* START GIVEN INFORMATION *

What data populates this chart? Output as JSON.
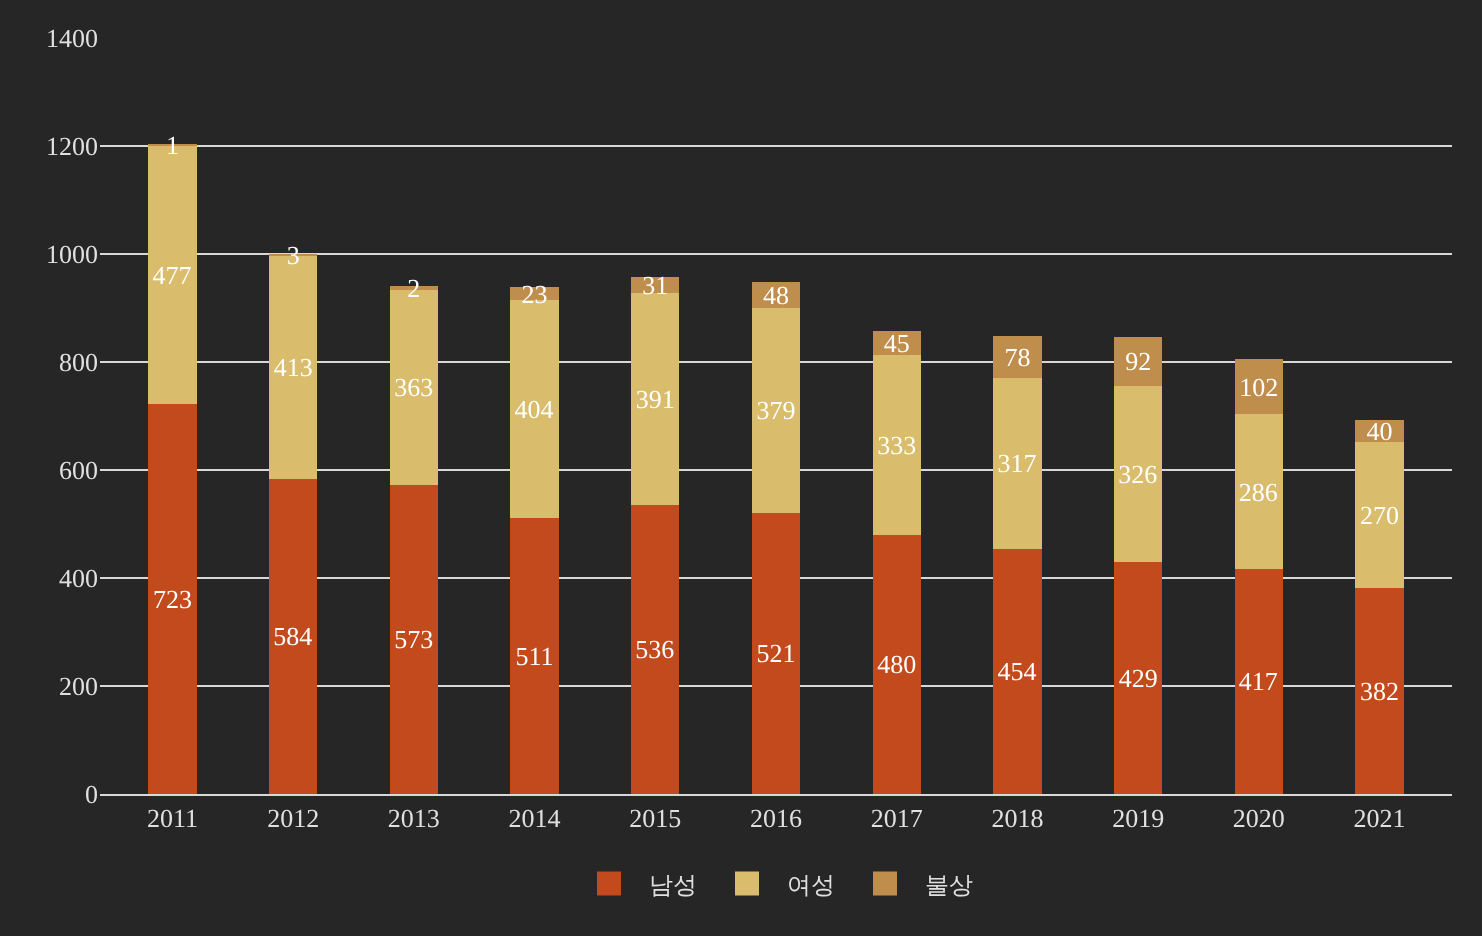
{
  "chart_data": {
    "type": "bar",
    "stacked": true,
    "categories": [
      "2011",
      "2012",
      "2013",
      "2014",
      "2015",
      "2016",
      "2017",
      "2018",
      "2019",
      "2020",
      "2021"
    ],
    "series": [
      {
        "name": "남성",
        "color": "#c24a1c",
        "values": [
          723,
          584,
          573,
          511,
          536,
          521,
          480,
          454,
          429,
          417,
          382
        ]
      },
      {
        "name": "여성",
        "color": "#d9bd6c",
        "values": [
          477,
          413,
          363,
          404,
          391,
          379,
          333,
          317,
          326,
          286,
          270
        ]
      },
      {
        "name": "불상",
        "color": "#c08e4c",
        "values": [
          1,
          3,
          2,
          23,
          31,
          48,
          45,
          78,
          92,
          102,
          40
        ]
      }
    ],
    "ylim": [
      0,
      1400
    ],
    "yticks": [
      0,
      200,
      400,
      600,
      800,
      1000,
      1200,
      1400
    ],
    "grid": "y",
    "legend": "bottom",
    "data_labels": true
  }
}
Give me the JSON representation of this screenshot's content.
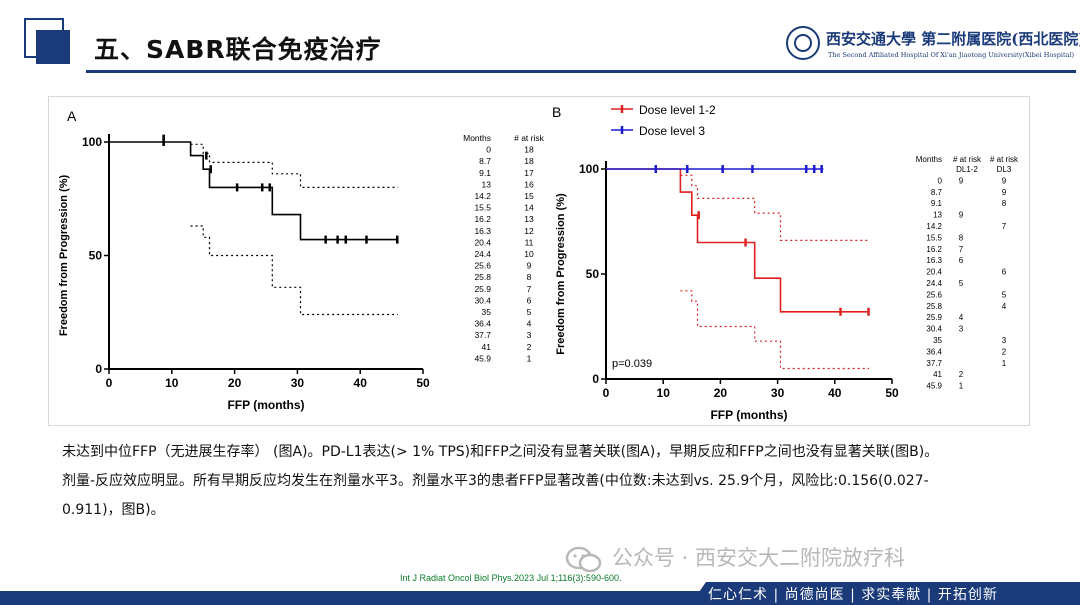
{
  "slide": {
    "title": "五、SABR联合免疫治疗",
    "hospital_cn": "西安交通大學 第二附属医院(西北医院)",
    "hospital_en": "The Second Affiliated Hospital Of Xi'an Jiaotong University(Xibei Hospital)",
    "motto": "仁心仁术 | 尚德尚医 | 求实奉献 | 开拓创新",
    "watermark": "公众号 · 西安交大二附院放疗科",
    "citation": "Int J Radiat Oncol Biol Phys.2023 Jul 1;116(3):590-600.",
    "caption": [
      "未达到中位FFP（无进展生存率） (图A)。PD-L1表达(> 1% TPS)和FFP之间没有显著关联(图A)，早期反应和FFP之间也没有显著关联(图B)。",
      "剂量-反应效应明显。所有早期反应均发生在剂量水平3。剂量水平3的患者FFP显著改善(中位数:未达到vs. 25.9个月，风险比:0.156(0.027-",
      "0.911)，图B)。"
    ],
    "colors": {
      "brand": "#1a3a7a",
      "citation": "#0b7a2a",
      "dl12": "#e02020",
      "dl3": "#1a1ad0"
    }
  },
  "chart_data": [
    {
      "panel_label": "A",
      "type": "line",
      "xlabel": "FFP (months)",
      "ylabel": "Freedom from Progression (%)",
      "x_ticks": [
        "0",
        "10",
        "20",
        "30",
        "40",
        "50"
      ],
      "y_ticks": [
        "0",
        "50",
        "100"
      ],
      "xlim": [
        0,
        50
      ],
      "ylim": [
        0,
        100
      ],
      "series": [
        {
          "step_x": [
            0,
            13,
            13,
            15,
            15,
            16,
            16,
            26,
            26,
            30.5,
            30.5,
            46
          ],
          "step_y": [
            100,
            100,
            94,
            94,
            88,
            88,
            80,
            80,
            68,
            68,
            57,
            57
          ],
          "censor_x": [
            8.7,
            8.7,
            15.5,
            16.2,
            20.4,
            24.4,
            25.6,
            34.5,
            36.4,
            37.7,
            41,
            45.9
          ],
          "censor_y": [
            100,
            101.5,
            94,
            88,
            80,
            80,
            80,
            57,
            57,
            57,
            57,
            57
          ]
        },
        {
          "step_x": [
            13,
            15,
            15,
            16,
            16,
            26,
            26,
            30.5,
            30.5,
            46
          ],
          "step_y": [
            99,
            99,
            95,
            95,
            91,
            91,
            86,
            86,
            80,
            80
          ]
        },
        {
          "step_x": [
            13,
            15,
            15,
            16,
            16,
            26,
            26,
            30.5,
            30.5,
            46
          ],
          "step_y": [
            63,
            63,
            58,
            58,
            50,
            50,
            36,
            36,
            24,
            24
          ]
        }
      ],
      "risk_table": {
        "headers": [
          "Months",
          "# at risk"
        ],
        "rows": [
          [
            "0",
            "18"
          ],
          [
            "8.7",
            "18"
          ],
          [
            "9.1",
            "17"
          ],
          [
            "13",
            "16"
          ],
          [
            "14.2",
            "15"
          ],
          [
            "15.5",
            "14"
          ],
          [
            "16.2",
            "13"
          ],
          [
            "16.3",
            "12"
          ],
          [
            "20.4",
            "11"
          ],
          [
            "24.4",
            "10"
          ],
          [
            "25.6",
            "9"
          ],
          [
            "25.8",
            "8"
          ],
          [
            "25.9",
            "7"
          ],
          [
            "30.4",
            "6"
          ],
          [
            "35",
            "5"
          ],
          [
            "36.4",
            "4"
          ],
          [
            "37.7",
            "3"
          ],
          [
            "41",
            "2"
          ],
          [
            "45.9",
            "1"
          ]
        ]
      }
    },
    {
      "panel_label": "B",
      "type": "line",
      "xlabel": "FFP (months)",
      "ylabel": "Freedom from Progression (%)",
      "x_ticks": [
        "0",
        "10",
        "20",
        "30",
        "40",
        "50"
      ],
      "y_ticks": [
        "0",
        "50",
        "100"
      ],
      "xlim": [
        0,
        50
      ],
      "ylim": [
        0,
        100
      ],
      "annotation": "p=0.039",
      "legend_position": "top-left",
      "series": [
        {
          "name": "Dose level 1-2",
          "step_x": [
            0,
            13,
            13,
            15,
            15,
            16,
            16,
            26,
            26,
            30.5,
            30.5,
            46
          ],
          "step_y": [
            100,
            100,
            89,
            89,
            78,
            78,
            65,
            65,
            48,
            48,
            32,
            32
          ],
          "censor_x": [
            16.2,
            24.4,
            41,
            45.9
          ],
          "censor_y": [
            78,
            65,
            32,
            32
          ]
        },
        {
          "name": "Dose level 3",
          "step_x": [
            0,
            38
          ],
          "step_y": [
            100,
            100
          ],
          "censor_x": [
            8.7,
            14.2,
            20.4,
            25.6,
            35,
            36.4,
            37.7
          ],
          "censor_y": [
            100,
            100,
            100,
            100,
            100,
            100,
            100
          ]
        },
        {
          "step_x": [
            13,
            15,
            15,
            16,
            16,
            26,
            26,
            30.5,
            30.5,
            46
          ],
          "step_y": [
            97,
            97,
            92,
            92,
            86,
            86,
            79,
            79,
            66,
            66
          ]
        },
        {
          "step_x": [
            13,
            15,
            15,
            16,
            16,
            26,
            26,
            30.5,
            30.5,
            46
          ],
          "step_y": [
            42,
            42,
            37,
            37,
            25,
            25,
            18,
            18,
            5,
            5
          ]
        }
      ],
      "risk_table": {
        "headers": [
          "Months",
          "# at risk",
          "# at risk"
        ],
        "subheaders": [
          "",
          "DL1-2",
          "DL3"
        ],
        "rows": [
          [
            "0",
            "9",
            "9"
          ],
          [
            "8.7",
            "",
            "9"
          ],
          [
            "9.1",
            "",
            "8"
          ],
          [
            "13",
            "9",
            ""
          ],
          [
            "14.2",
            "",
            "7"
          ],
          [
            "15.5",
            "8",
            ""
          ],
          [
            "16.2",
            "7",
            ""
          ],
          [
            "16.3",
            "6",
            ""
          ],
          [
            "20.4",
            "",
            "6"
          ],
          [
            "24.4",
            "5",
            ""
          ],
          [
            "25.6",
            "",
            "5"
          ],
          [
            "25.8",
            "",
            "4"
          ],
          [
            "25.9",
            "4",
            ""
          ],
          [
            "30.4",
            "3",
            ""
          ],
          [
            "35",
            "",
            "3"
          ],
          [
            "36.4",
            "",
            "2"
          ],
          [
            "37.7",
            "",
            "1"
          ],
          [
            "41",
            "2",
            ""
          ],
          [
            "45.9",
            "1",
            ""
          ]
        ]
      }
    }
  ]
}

* END GIVEN INFORMATION *

Each record should be quoted exactly, with the images omitted.

What data populates this chart? Output as JSON.
{
  "chart_data": {
    "type": "bar",
    "stacked": true,
    "categories": [
      "2011",
      "2012",
      "2013",
      "2014",
      "2015",
      "2016",
      "2017",
      "2018",
      "2019",
      "2020",
      "2021"
    ],
    "series": [
      {
        "name": "남성",
        "color": "#c24a1c",
        "values": [
          723,
          584,
          573,
          511,
          536,
          521,
          480,
          454,
          429,
          417,
          382
        ]
      },
      {
        "name": "여성",
        "color": "#d9bd6c",
        "values": [
          477,
          413,
          363,
          404,
          391,
          379,
          333,
          317,
          326,
          286,
          270
        ]
      },
      {
        "name": "불상",
        "color": "#c08e4c",
        "values": [
          1,
          3,
          2,
          23,
          31,
          48,
          45,
          78,
          92,
          102,
          40
        ]
      }
    ],
    "ylim": [
      0,
      1400
    ],
    "yticks": [
      0,
      200,
      400,
      600,
      800,
      1000,
      1200,
      1400
    ],
    "grid": "y",
    "legend": "bottom",
    "data_labels": true
  }
}
Give me the JSON representation of this screenshot's content.
{
  "slide": {
    "title": "五、SABR联合免疫治疗",
    "hospital_cn": "西安交通大學 第二附属医院(西北医院)",
    "hospital_en": "The Second Affiliated Hospital Of Xi'an Jiaotong University(Xibei Hospital)",
    "motto": "仁心仁术 | 尚德尚医 | 求实奉献 | 开拓创新",
    "watermark": "公众号 · 西安交大二附院放疗科",
    "citation": "Int J Radiat Oncol Biol Phys.2023 Jul 1;116(3):590-600.",
    "caption": [
      "未达到中位FFP（无进展生存率） (图A)。PD-L1表达(> 1% TPS)和FFP之间没有显著关联(图A)，早期反应和FFP之间也没有显著关联(图B)。",
      "剂量-反应效应明显。所有早期反应均发生在剂量水平3。剂量水平3的患者FFP显著改善(中位数:未达到vs. 25.9个月，风险比:0.156(0.027-",
      "0.911)，图B)。"
    ],
    "colors": {
      "brand": "#1a3a7a",
      "citation": "#0b7a2a",
      "dl12": "#e02020",
      "dl3": "#1a1ad0"
    }
  },
  "chart_data": [
    {
      "panel_label": "A",
      "type": "line",
      "xlabel": "FFP (months)",
      "ylabel": "Freedom from Progression (%)",
      "x_ticks": [
        "0",
        "10",
        "20",
        "30",
        "40",
        "50"
      ],
      "y_ticks": [
        "0",
        "50",
        "100"
      ],
      "xlim": [
        0,
        50
      ],
      "ylim": [
        0,
        100
      ],
      "series": [
        {
          "step_x": [
            0,
            13,
            13,
            15,
            15,
            16,
            16,
            26,
            26,
            30.5,
            30.5,
            46
          ],
          "step_y": [
            100,
            100,
            94,
            94,
            88,
            88,
            80,
            80,
            68,
            68,
            57,
            57
          ],
          "censor_x": [
            8.7,
            8.7,
            15.5,
            16.2,
            20.4,
            24.4,
            25.6,
            34.5,
            36.4,
            37.7,
            41,
            45.9
          ],
          "censor_y": [
            100,
            101.5,
            94,
            88,
            80,
            80,
            80,
            57,
            57,
            57,
            57,
            57
          ]
        },
        {
          "step_x": [
            13,
            15,
            15,
            16,
            16,
            26,
            26,
            30.5,
            30.5,
            46
          ],
          "step_y": [
            99,
            99,
            95,
            95,
            91,
            91,
            86,
            86,
            80,
            80
          ]
        },
        {
          "step_x": [
            13,
            15,
            15,
            16,
            16,
            26,
            26,
            30.5,
            30.5,
            46
          ],
          "step_y": [
            63,
            63,
            58,
            58,
            50,
            50,
            36,
            36,
            24,
            24
          ]
        }
      ],
      "risk_table": {
        "headers": [
          "Months",
          "# at risk"
        ],
        "rows": [
          [
            "0",
            "18"
          ],
          [
            "8.7",
            "18"
          ],
          [
            "9.1",
            "17"
          ],
          [
            "13",
            "16"
          ],
          [
            "14.2",
            "15"
          ],
          [
            "15.5",
            "14"
          ],
          [
            "16.2",
            "13"
          ],
          [
            "16.3",
            "12"
          ],
          [
            "20.4",
            "11"
          ],
          [
            "24.4",
            "10"
          ],
          [
            "25.6",
            "9"
          ],
          [
            "25.8",
            "8"
          ],
          [
            "25.9",
            "7"
          ],
          [
            "30.4",
            "6"
          ],
          [
            "35",
            "5"
          ],
          [
            "36.4",
            "4"
          ],
          [
            "37.7",
            "3"
          ],
          [
            "41",
            "2"
          ],
          [
            "45.9",
            "1"
          ]
        ]
      }
    },
    {
      "panel_label": "B",
      "type": "line",
      "xlabel": "FFP (months)",
      "ylabel": "Freedom from Progression (%)",
      "x_ticks": [
        "0",
        "10",
        "20",
        "30",
        "40",
        "50"
      ],
      "y_ticks": [
        "0",
        "50",
        "100"
      ],
      "xlim": [
        0,
        50
      ],
      "ylim": [
        0,
        100
      ],
      "annotation": "p=0.039",
      "legend_position": "top-left",
      "series": [
        {
          "name": "Dose level 1-2",
          "step_x": [
            0,
            13,
            13,
            15,
            15,
            16,
            16,
            26,
            26,
            30.5,
            30.5,
            46
          ],
          "step_y": [
            100,
            100,
            89,
            89,
            78,
            78,
            65,
            65,
            48,
            48,
            32,
            32
          ],
          "censor_x": [
            16.2,
            24.4,
            41,
            45.9
          ],
          "censor_y": [
            78,
            65,
            32,
            32
          ]
        },
        {
          "name": "Dose level 3",
          "step_x": [
            0,
            38
          ],
          "step_y": [
            100,
            100
          ],
          "censor_x": [
            8.7,
            14.2,
            20.4,
            25.6,
            35,
            36.4,
            37.7
          ],
          "censor_y": [
            100,
            100,
            100,
            100,
            100,
            100,
            100
          ]
        },
        {
          "step_x": [
            13,
            15,
            15,
            16,
            16,
            26,
            26,
            30.5,
            30.5,
            46
          ],
          "step_y": [
            97,
            97,
            92,
            92,
            86,
            86,
            79,
            79,
            66,
            66
          ]
        },
        {
          "step_x": [
            13,
            15,
            15,
            16,
            16,
            26,
            26,
            30.5,
            30.5,
            46
          ],
          "step_y": [
            42,
            42,
            37,
            37,
            25,
            25,
            18,
            18,
            5,
            5
          ]
        }
      ],
      "risk_table": {
        "headers": [
          "Months",
          "# at risk",
          "# at risk"
        ],
        "subheaders": [
          "",
          "DL1-2",
          "DL3"
        ],
        "rows": [
          [
            "0",
            "9",
            "9"
          ],
          [
            "8.7",
            "",
            "9"
          ],
          [
            "9.1",
            "",
            "8"
          ],
          [
            "13",
            "9",
            ""
          ],
          [
            "14.2",
            "",
            "7"
          ],
          [
            "15.5",
            "8",
            ""
          ],
          [
            "16.2",
            "7",
            ""
          ],
          [
            "16.3",
            "6",
            ""
          ],
          [
            "20.4",
            "",
            "6"
          ],
          [
            "24.4",
            "5",
            ""
          ],
          [
            "25.6",
            "",
            "5"
          ],
          [
            "25.8",
            "",
            "4"
          ],
          [
            "25.9",
            "4",
            ""
          ],
          [
            "30.4",
            "3",
            ""
          ],
          [
            "35",
            "",
            "3"
          ],
          [
            "36.4",
            "",
            "2"
          ],
          [
            "37.7",
            "",
            "1"
          ],
          [
            "41",
            "2",
            ""
          ],
          [
            "45.9",
            "1",
            ""
          ]
        ]
      }
    }
  ]
}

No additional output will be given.